[Given entries]
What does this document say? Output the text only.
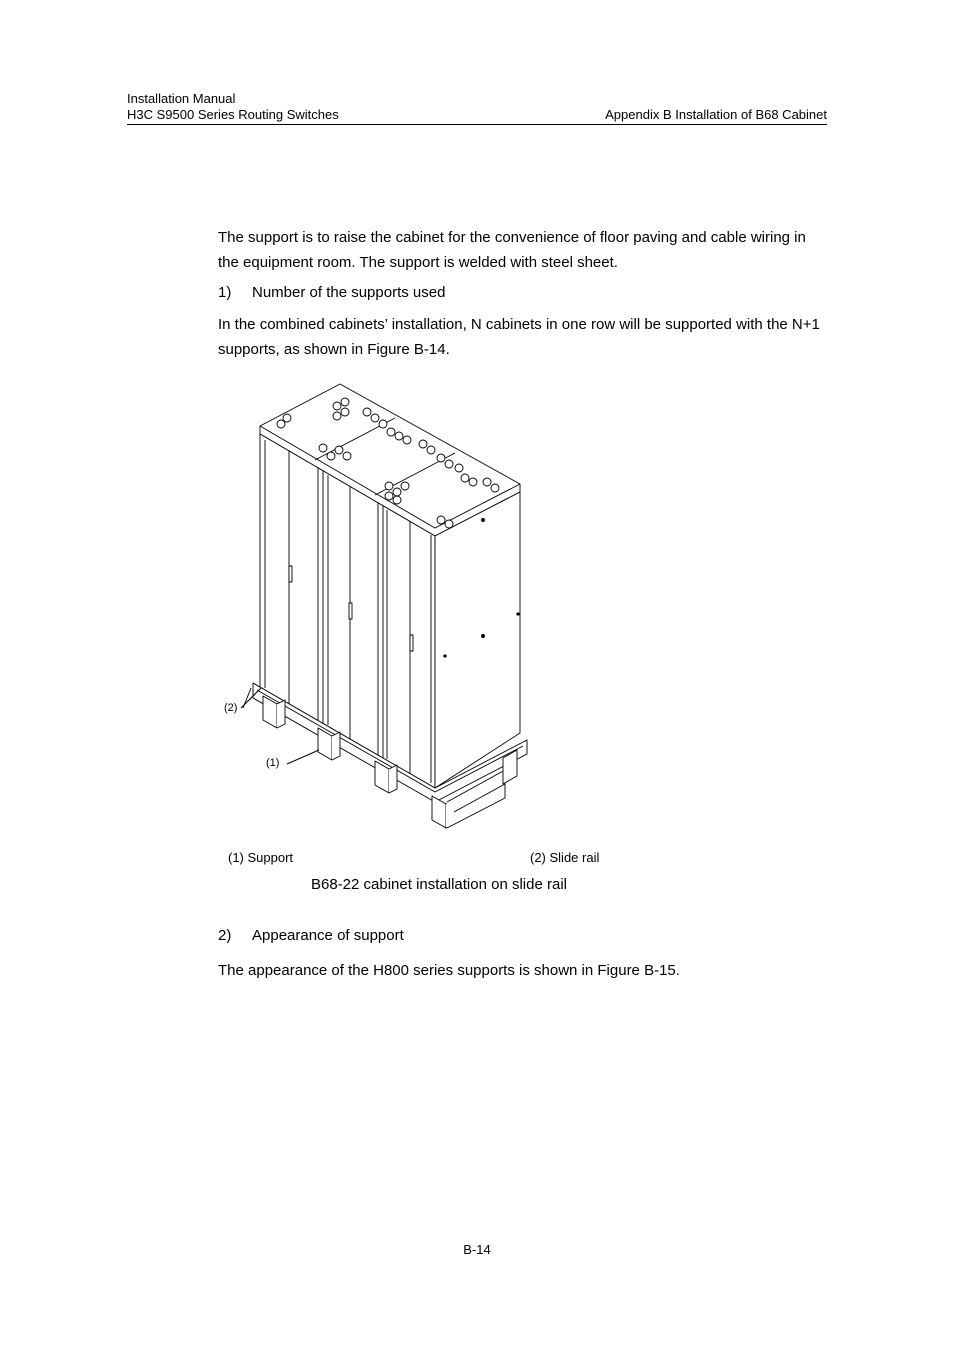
Installation Manual
H3C S9500 Series Routing Switches	Appendix B Installation of B68 Cabinet
The support is to raise the cabinet for the convenience of floor paving and cable wiring in the equipment room. The support is welded with steel sheet.
1) Number of the supports used
In the combined cabinets’ installation, N cabinets in one row will be supported with the N+1 supports, as shown in Figure B-14.
(2)
(1)
(1) Support	(2) Slide rail
B68-22 cabinet installation on slide rail
2) Appearance of support
The appearance of the H800 series supports is shown in Figure B-15.
B-14
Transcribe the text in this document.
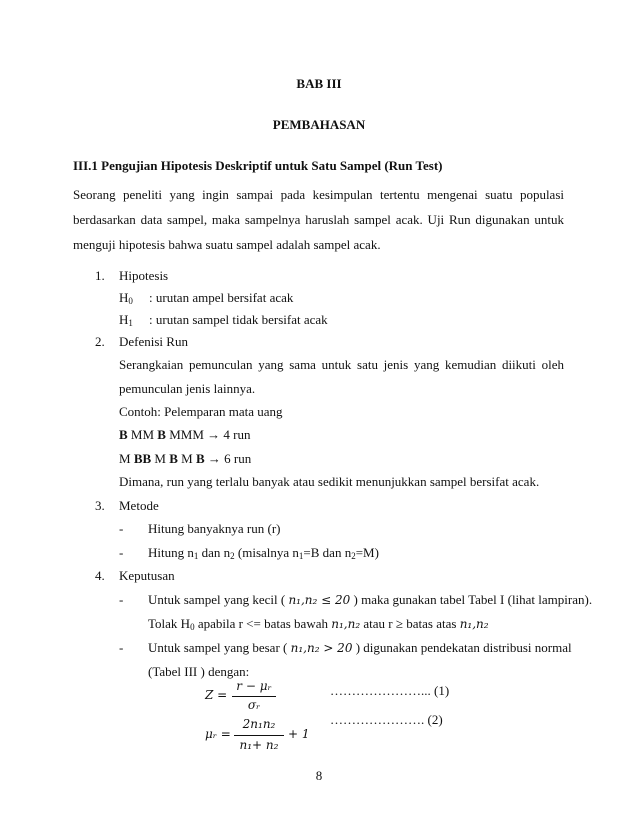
BAB III
PEMBAHASAN
III.1 Pengujian Hipotesis Deskriptif untuk Satu Sampel (Run Test)
Seorang peneliti yang ingin sampai pada kesimpulan tertentu mengenai suatu populasi
berdasarkan data sampel, maka sampelnya haruslah sampel acak. Uji Run digunakan untuk
menguji hipotesis bahwa suatu sampel adalah sampel acak.
1. Hipotesis
$H_0$ : urutan ampel bersifat acak
$H_1$ : urutan sampel tidak bersifat acak
2. Defenisi Run
Serangkaian pemunculan yang sama untuk satu jenis yang kemudian diikuti oleh
pemunculan jenis lainnya.
Contoh: Pelemparan mata uang
B MM B MMM → 4 run
M BB M B M B → 6 run
Dimana, run yang terlalu banyak atau sedikit menunjukkan sampel bersifat acak.
3. Metode
- Hitung banyaknya run (r)
- Hitung $n_1$ dan $n_2$ (misalnya $n_1=B$ dan $n_2=M$)
4. Keputusan
- Untuk sampel yang kecil ( n₁,n₂ ≤ 20 ) maka gunakan tabel Tabel I (lihat lampiran).
Tolak $H_0$ apabila r <= batas bawah n₁,n₂ atau r ≥ batas atas n₁,n₂
- Untuk sampel yang besar ( n₁,n₂ > 20 ) digunakan pendekatan distribusi normal
(Tabel III ) dengan:
Z =
r − μᵣ
σᵣ
…………………... (1)
μᵣ =
2n₁n₂
n₁+ n₂
+ 1
…………………. (2)
8
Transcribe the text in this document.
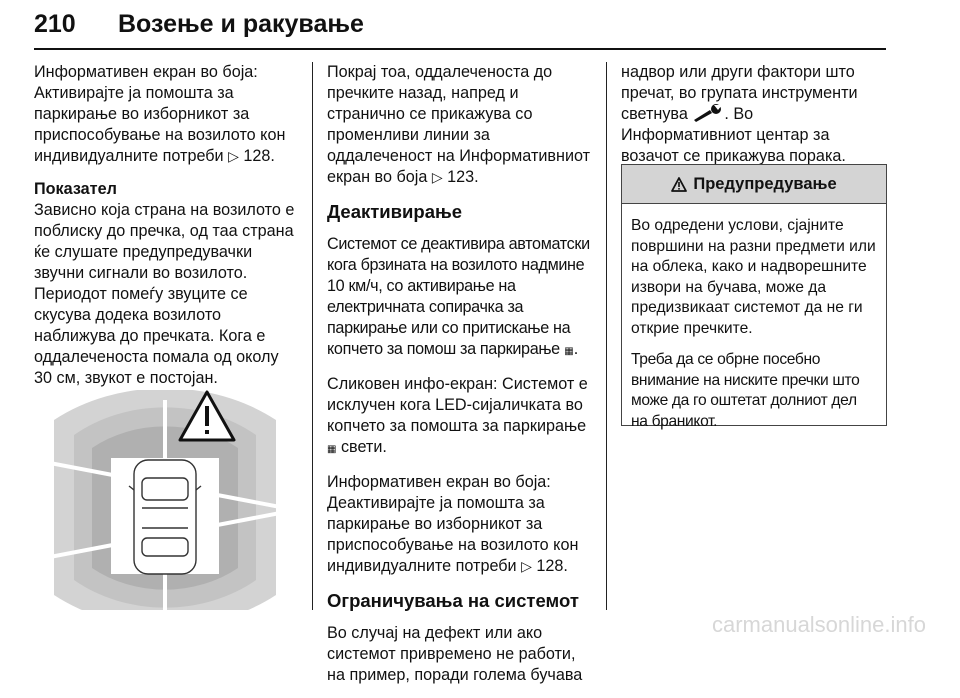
210 Возење и ракување

Информативен екран во боја: Активирајте ја помошта за паркирање во изборникот за приспособување на возилото кон индивидуалните потреби ▷ 128.

Показател

Зависно која страна на возилото е поблиску до пречка, од таа страна ќе слушате предупредувачки звучни сигнали во возилото. Периодот помеѓу звуците се скусува додека возилото наближува до пречката. Кога е оддалеченоста помала од околу 30 см, звукот е постојан.

Покрај тоа, оддалеченоста до пречките назад, напред и странично се прикажува со променливи линии за оддалеченост на Информативниот екран во боја ▷ 123.

Деактивирање

Системот се деактивира автоматски кога брзината на возилото надмине 10 км/ч, со активирање на електричната сопирачка за паркирање или со притискање на копчето за помош за паркирање ▦.

Сликовен инфо-екран: Системот е исклучен кога LED-сијаличката во копчето за помошта за паркирање ▦ свети.

Информативен екран во боја: Деактивирајте ја помошта за паркирање во изборникот за приспособување на возилото кон индивидуалните потреби ▷ 128.

Ограничувања на системот

Во случај на дефект или ако системот привремено не работи, на пример, поради голема бучава

надвор или други фактори што пречат, во групата инструменти светнува . Во Информативниот центар за возачот се прикажува порака.

Предупредување

Во одредени услови, сјајните површини на разни предмети или на облека, како и надворешните извори на бучава, може да предизвикаат системот да не ги открие пречките.

Треба да се обрне посебно внимание на ниските пречки што може да го оштетат долниот дел на браникот.

carmanualsonline.info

[Stated exercise] Pull out all lines from the entries above that include the word "Hitung".

[Result below]
- Hitung banyaknya run (r)
- Hitung $n_1$ dan $n_2$ (misalnya $n_1=B$ dan $n_2=M$)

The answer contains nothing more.